■ What the task asks
Where a line holds the string "this", return that line.

■ Material provided

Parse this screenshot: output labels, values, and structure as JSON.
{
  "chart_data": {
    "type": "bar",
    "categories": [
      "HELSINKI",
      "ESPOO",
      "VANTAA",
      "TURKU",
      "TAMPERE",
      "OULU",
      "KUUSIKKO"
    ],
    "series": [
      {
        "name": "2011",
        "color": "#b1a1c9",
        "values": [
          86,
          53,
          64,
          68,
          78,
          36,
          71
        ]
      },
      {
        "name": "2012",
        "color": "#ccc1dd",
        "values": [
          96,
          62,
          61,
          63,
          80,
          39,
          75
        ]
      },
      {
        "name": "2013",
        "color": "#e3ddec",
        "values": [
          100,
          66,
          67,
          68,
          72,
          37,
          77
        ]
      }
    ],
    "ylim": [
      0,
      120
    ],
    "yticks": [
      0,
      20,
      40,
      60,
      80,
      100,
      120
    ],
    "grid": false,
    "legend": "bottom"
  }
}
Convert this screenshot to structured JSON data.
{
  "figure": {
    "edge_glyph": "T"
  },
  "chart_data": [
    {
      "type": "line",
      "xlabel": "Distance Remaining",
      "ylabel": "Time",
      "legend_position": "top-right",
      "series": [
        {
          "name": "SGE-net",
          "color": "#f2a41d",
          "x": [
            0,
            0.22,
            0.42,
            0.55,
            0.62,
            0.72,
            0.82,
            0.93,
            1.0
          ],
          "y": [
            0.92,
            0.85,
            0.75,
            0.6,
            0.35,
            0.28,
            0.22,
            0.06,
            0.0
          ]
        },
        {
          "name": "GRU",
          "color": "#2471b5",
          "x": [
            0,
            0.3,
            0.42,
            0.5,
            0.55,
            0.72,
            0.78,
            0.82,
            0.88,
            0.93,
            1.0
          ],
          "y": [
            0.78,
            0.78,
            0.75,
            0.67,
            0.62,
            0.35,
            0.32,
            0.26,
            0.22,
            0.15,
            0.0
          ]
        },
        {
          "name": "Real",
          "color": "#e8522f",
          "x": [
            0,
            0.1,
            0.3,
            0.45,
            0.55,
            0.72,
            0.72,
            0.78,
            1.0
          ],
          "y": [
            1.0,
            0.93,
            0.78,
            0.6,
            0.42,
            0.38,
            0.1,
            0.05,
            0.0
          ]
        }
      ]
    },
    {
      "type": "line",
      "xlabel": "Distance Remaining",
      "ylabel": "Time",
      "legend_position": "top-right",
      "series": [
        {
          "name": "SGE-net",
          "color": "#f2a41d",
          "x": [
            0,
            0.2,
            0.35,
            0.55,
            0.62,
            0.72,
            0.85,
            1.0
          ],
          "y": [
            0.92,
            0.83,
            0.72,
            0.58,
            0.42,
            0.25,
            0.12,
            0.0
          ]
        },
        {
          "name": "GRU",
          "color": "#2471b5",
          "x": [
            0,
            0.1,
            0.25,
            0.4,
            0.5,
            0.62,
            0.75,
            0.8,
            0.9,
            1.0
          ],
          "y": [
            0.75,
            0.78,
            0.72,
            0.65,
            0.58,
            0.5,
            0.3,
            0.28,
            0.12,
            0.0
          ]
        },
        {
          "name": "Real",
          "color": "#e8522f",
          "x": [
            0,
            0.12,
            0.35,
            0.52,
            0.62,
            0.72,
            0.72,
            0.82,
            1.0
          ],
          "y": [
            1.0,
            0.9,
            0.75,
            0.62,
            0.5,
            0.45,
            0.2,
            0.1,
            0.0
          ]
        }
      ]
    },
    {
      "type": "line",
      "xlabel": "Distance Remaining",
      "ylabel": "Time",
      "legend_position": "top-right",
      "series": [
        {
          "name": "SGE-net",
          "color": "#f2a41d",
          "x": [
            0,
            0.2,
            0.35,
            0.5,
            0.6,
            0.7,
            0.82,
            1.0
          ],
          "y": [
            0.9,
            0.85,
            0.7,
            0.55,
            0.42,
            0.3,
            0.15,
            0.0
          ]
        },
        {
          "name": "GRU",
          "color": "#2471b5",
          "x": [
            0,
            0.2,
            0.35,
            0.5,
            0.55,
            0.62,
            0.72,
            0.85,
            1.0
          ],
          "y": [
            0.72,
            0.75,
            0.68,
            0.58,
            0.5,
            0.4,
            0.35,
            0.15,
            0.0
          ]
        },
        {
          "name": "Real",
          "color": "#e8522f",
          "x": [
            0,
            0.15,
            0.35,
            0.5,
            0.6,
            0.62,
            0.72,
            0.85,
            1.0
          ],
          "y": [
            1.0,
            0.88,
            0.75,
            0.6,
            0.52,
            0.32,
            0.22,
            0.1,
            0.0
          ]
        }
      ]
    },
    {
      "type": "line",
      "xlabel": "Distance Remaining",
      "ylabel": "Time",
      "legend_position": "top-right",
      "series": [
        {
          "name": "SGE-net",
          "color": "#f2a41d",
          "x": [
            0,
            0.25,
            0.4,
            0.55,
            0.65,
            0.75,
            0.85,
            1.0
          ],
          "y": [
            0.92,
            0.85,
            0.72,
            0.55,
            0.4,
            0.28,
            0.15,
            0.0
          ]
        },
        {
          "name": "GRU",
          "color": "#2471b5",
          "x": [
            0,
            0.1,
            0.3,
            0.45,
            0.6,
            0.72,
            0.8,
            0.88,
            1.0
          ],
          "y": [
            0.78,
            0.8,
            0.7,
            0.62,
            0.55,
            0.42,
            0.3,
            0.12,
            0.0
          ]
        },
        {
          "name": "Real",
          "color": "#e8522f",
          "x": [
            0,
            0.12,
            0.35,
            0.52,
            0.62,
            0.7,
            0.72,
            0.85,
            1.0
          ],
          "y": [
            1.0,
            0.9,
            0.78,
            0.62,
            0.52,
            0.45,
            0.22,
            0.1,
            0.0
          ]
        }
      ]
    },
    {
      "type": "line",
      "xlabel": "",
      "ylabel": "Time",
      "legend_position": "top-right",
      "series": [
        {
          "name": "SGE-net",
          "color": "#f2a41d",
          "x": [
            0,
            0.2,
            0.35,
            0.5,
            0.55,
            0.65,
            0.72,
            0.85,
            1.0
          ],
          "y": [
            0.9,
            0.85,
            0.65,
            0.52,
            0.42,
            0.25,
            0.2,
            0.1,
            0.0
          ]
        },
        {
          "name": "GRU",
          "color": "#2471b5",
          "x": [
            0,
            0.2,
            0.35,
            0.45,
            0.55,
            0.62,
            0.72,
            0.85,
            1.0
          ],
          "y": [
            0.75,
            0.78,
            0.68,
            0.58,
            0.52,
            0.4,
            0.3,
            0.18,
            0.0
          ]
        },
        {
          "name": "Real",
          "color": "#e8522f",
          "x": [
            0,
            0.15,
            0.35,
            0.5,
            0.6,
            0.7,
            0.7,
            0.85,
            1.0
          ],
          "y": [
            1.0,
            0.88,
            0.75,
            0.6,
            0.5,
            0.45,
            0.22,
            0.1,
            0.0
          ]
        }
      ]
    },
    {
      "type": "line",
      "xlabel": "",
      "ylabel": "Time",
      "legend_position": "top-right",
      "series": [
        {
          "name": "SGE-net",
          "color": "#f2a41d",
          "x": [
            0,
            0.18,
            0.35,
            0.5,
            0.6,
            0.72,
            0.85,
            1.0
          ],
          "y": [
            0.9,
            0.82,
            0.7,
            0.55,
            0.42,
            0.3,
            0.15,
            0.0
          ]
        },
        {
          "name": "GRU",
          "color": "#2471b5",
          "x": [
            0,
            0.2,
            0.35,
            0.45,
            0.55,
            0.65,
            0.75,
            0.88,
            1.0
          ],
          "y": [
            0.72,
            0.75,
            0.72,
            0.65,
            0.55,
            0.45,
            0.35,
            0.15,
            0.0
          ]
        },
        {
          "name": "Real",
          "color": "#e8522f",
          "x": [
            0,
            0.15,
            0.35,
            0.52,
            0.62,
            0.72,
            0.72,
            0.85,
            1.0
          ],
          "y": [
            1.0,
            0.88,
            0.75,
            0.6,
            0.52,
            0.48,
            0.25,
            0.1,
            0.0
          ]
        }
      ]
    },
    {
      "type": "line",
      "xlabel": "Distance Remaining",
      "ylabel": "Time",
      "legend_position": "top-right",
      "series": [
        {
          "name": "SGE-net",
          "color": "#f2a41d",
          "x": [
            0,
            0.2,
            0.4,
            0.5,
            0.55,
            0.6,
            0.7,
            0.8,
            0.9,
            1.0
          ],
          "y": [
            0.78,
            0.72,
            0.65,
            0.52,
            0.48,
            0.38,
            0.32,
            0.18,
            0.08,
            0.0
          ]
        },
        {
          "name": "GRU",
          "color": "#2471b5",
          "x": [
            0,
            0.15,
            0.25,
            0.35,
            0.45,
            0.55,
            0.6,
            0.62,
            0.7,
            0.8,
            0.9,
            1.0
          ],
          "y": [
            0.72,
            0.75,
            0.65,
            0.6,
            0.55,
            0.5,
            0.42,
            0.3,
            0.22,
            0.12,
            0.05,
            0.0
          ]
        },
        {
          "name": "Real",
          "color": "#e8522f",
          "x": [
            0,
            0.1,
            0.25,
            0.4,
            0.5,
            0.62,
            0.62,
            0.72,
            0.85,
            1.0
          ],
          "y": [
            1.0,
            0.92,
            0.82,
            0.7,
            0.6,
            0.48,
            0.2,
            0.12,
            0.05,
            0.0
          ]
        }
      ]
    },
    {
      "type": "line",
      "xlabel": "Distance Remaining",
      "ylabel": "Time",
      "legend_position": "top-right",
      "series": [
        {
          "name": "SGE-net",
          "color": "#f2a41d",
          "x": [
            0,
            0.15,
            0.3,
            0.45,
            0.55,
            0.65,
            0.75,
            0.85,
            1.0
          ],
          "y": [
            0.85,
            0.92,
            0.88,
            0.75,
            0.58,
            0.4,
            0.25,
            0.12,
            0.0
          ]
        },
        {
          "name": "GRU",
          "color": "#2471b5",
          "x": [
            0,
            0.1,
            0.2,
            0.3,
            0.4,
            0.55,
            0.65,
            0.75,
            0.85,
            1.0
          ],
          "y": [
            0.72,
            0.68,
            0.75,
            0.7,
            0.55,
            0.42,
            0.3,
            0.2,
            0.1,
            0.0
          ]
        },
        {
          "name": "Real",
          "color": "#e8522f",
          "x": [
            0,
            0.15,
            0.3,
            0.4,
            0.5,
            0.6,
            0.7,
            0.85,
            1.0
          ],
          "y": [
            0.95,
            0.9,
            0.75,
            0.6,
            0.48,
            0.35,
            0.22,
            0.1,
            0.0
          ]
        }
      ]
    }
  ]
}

■ Task output
Parse this screenshot: output labels, values, and structure as JSON.
Convert this screenshot to structured JSON data.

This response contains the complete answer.